WORK TO COMPLETE - Pull each line holding "случае" out of the entries below.

——

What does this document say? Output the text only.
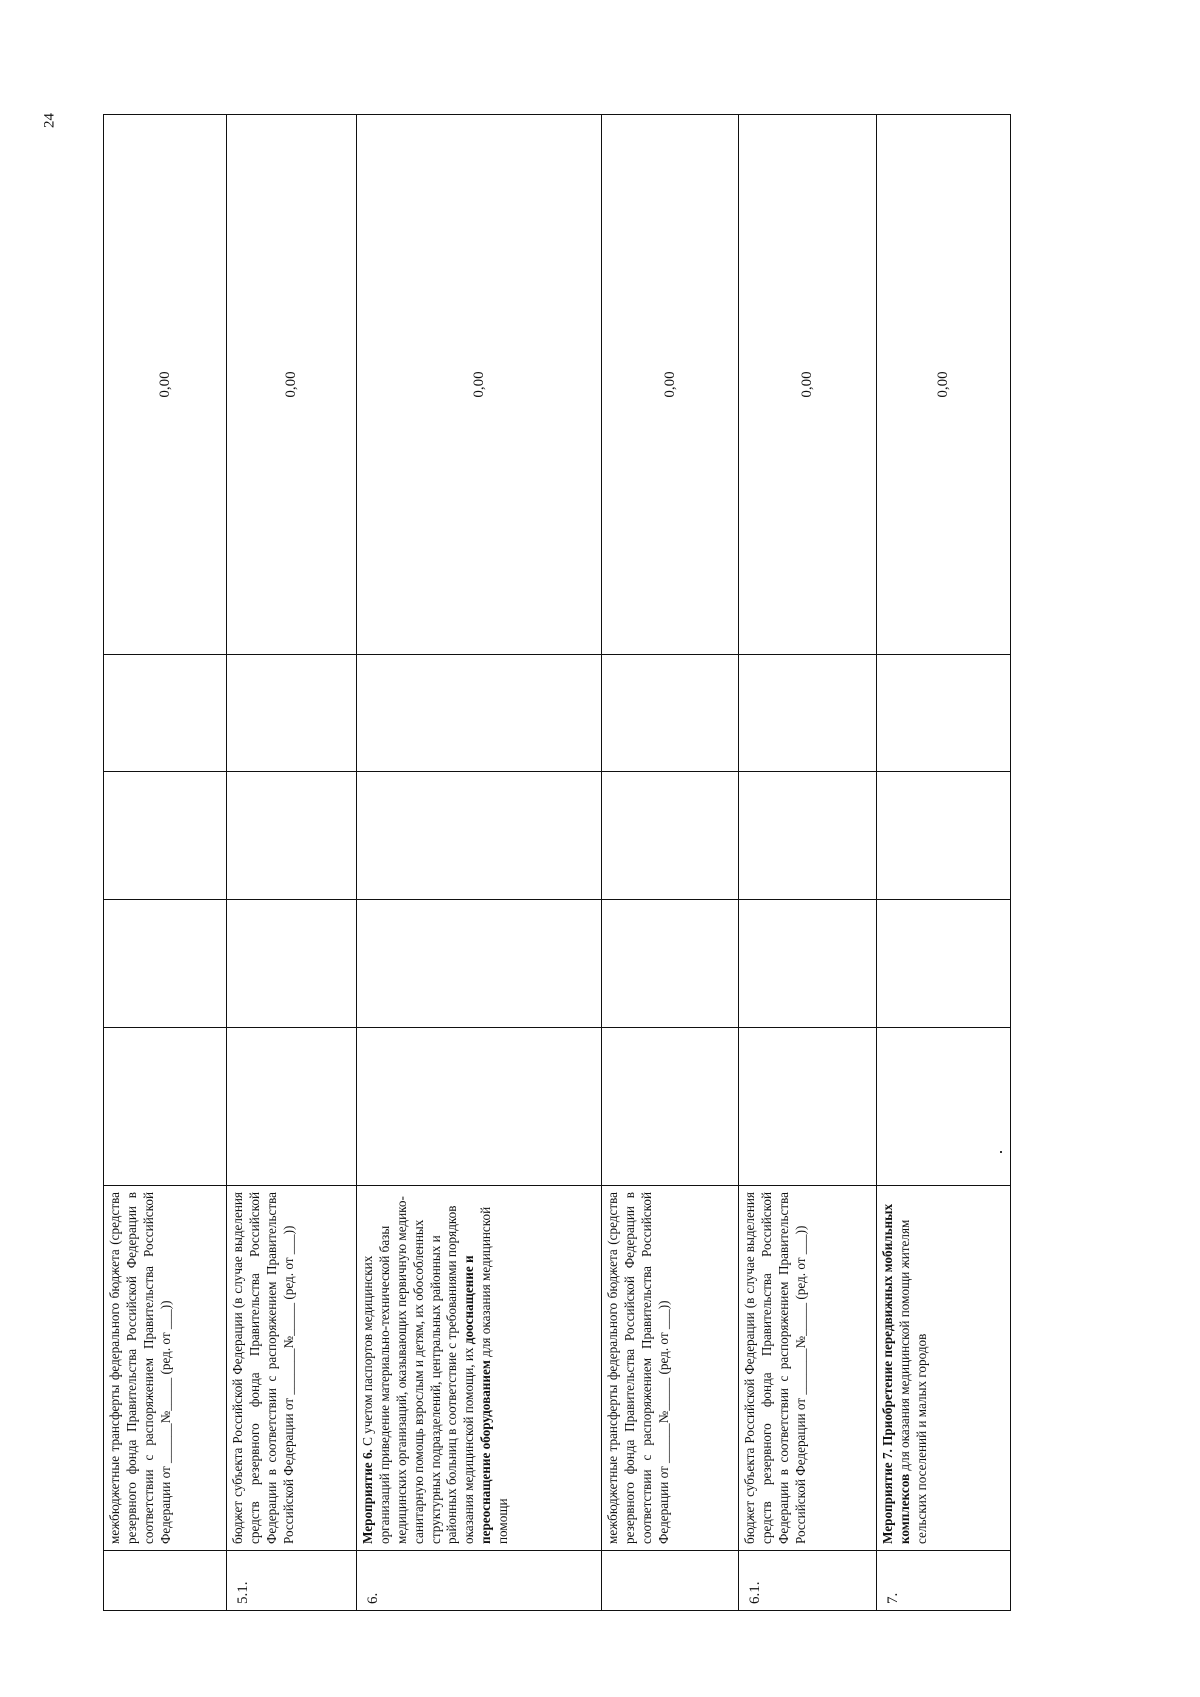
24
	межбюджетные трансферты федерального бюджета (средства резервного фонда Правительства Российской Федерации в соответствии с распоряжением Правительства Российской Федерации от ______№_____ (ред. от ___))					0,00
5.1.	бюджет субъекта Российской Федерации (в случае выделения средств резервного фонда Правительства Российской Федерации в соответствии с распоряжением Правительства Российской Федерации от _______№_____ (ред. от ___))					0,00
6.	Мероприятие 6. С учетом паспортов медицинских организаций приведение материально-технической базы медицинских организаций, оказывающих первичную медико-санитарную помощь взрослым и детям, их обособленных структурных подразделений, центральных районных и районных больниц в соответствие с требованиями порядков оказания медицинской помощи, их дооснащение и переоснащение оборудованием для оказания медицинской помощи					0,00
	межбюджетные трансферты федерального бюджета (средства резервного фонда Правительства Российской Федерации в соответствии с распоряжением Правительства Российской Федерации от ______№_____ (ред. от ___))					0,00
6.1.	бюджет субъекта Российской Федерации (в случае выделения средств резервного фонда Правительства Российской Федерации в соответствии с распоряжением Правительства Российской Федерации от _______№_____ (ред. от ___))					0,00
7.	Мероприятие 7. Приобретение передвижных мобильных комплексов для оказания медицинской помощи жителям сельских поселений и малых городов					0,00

——

ANSWER TO THIS PROBLEM -
5.1.	бюджет субъекта Российской Федерации (в случае выделения средств резервного фонда Правительства Российской Федерации в соответствии с распоряжением Правительства Российской Федерации от _______№_____ (ред. от ___))					0,00
6.1.	бюджет субъекта Российской Федерации (в случае выделения средств резервного фонда Правительства Российской Федерации в соответствии с распоряжением Правительства Российской Федерации от _______№_____ (ред. от ___))					0,00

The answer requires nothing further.